Stored items from a collection
+---+
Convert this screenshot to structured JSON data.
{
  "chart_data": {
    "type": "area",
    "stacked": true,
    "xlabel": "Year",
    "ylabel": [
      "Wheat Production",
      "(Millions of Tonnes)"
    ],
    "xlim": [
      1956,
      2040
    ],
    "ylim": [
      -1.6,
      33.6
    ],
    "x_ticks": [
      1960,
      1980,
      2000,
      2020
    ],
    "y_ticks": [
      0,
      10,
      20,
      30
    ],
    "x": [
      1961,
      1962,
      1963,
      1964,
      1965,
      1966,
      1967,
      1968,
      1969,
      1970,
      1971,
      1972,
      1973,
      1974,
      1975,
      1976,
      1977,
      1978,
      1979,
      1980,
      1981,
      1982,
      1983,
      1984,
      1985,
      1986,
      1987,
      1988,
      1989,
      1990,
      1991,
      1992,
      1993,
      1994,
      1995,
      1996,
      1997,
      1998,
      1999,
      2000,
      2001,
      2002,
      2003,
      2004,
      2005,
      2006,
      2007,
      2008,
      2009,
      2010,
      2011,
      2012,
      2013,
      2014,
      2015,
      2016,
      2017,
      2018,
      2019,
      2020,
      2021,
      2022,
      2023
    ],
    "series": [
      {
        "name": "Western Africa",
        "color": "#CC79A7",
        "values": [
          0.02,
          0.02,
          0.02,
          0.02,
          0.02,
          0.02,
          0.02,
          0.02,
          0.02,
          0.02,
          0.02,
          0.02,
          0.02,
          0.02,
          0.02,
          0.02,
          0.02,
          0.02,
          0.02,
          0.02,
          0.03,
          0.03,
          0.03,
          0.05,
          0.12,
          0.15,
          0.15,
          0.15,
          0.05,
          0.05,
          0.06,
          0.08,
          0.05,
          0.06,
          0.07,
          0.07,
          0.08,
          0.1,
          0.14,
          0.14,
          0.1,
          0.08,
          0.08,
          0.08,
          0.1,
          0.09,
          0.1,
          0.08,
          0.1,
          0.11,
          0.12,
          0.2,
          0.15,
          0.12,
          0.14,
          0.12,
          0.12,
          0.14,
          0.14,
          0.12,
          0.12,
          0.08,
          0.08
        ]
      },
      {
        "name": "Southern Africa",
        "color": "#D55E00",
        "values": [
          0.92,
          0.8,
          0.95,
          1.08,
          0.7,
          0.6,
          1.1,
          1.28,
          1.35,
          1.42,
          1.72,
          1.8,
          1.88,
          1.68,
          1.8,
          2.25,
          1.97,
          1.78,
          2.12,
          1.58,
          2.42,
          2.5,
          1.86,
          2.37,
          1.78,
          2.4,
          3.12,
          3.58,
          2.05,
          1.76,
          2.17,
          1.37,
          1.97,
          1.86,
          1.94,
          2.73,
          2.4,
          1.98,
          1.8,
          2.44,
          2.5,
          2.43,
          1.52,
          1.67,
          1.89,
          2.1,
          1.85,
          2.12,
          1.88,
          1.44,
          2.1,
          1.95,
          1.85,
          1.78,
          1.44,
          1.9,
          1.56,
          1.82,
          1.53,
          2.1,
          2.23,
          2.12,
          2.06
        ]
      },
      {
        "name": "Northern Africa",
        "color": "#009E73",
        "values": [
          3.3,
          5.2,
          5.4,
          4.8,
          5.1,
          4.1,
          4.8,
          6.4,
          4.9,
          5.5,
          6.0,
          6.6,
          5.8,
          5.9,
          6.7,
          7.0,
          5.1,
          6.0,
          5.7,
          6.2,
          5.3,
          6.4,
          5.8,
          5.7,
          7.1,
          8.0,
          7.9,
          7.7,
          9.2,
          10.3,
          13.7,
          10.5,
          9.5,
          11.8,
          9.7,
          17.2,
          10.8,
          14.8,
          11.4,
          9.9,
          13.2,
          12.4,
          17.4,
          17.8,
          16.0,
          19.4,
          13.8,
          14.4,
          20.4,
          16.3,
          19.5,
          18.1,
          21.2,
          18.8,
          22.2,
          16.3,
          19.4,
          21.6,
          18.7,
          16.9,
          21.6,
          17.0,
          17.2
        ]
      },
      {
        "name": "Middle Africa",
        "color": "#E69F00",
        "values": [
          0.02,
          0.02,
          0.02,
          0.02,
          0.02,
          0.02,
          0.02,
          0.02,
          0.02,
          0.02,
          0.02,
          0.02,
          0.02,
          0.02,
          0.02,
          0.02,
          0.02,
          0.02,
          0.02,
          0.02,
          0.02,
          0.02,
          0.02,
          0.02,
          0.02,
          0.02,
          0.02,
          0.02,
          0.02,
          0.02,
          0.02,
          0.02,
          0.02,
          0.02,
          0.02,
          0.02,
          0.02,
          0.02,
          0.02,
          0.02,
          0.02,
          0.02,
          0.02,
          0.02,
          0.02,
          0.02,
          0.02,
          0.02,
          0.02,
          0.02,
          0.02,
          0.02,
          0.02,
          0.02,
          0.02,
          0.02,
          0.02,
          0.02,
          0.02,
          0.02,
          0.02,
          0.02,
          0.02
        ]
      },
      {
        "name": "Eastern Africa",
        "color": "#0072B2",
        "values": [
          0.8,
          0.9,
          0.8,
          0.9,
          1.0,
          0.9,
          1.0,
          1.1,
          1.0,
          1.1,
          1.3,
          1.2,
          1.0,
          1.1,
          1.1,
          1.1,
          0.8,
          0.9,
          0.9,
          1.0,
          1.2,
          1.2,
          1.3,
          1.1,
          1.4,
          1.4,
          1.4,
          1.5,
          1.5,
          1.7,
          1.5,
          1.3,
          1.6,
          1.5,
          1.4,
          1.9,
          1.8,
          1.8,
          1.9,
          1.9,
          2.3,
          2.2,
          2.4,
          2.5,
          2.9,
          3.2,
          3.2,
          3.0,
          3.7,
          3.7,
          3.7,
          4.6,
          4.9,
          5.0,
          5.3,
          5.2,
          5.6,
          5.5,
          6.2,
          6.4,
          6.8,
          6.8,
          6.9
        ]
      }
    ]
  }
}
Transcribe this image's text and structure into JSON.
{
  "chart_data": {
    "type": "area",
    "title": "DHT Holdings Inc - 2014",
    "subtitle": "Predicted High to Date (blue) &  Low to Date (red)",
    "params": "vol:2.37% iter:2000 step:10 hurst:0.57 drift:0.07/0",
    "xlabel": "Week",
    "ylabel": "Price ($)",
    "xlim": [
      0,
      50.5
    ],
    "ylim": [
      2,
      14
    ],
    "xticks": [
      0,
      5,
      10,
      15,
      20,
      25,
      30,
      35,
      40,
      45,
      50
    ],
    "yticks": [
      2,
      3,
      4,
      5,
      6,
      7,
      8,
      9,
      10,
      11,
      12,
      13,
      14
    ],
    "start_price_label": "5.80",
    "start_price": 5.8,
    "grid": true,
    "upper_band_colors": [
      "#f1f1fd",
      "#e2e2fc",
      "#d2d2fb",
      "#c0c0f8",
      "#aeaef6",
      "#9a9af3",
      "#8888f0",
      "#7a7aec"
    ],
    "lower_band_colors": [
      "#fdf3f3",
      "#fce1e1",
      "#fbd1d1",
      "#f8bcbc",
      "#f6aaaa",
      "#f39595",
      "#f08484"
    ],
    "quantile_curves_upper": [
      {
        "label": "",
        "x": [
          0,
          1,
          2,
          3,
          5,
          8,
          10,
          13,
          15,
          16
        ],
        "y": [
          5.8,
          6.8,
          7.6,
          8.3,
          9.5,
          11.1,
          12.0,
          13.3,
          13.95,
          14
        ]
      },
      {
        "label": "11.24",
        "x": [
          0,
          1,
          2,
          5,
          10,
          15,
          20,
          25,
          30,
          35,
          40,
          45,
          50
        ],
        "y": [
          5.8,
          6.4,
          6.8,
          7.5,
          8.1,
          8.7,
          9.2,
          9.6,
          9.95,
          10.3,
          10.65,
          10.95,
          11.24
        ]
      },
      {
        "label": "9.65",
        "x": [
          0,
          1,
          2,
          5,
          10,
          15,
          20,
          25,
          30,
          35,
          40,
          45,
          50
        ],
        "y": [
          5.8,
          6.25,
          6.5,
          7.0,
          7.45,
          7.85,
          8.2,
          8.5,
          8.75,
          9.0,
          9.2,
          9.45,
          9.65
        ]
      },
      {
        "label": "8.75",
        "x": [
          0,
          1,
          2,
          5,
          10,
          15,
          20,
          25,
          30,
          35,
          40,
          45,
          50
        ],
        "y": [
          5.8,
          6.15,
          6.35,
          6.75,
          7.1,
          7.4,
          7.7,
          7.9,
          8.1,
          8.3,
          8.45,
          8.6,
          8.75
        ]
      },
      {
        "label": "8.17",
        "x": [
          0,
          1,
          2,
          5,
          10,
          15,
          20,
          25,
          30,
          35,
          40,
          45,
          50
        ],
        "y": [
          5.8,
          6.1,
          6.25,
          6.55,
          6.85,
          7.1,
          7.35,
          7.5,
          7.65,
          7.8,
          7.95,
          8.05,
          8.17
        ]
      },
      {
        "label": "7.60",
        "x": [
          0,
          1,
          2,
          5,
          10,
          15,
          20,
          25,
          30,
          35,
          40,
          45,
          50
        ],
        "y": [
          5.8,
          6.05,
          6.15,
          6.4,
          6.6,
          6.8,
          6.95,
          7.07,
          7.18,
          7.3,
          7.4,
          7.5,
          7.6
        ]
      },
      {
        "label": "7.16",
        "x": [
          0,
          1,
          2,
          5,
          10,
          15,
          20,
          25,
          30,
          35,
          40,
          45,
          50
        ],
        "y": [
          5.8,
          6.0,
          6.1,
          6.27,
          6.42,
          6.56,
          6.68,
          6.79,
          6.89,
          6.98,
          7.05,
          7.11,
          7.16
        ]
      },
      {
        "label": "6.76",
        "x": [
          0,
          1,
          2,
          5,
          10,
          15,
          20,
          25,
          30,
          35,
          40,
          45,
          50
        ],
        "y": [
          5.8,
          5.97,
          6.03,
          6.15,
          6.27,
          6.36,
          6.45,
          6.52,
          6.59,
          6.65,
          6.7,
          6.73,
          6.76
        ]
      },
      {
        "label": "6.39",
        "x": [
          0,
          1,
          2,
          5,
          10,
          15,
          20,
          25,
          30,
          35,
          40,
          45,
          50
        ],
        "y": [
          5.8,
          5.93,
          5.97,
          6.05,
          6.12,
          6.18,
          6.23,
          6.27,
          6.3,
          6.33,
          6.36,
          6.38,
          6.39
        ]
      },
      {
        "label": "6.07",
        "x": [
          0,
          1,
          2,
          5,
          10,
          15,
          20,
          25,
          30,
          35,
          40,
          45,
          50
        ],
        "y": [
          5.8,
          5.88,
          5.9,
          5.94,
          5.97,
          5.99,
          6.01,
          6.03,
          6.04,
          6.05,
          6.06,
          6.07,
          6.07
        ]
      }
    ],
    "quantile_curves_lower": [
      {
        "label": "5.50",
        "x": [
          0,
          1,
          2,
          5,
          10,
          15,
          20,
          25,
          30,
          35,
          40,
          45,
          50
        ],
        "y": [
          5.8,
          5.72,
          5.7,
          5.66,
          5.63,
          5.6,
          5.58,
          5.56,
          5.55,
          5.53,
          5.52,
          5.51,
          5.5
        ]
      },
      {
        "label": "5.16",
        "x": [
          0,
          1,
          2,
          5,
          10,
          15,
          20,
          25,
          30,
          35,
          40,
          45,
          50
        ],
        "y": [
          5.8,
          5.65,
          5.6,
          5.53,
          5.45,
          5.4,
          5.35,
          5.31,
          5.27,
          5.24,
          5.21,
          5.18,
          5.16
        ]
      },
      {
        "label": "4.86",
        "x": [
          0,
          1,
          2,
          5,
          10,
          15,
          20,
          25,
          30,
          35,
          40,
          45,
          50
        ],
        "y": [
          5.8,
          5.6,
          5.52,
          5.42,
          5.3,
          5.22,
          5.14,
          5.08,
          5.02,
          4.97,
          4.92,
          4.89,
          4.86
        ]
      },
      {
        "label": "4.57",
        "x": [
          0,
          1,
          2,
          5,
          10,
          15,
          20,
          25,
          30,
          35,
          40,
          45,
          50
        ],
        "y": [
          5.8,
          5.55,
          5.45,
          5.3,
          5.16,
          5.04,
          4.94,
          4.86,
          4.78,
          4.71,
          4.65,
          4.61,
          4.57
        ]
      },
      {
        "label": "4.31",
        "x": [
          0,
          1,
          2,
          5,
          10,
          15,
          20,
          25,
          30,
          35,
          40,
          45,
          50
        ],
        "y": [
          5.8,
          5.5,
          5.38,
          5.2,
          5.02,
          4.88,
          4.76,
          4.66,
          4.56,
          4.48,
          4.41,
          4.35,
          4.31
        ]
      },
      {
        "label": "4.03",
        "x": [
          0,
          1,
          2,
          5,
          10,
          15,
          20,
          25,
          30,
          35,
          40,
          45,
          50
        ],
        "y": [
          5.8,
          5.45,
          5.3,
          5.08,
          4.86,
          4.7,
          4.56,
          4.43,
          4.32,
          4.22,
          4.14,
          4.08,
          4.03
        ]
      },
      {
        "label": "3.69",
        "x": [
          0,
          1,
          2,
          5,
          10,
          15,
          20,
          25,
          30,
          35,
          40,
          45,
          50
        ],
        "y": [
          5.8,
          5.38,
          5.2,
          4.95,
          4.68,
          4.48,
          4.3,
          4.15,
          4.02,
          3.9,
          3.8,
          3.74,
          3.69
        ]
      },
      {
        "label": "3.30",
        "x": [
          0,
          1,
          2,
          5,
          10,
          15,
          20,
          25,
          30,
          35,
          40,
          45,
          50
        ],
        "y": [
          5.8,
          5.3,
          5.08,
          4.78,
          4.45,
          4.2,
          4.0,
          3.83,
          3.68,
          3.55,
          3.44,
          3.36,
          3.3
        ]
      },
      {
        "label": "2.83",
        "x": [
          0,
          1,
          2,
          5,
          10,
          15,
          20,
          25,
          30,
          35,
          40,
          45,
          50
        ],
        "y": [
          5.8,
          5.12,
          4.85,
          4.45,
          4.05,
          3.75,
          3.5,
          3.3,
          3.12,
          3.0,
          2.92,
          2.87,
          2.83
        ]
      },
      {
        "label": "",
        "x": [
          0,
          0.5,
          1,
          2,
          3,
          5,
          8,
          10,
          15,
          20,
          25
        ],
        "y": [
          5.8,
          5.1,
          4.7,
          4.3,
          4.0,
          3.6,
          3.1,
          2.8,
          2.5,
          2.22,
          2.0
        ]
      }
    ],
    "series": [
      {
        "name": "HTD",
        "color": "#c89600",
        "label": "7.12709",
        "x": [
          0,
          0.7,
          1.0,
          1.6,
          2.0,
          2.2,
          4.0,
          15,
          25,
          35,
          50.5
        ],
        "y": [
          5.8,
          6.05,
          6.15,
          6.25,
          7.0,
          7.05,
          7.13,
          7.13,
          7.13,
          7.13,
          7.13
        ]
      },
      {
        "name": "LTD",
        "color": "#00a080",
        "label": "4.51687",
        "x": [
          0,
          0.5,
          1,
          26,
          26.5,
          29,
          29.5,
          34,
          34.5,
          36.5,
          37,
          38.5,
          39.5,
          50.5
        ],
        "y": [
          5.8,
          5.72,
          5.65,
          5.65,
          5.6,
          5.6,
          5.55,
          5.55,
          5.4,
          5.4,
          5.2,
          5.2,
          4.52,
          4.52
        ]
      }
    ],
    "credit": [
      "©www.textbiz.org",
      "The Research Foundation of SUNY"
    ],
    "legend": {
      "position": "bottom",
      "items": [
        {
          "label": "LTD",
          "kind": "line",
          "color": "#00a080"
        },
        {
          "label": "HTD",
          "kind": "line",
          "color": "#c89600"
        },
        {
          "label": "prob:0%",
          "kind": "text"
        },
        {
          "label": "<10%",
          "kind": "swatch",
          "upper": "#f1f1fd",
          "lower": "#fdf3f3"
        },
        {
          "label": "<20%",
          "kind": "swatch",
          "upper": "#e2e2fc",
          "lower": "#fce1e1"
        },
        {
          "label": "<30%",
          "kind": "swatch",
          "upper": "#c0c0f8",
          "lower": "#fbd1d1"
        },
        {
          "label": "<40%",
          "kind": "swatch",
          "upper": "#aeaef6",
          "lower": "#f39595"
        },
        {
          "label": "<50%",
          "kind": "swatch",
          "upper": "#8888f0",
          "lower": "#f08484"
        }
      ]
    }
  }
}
+---+
Copy down every line of the material above that includes the string "name".

        "name": "Western Africa",
        "name": "Southern Africa",
        "name": "Northern Africa",
        "name": "Middle Africa",
        "name": "Eastern Africa",
        "name": "HTD",
        "name": "LTD",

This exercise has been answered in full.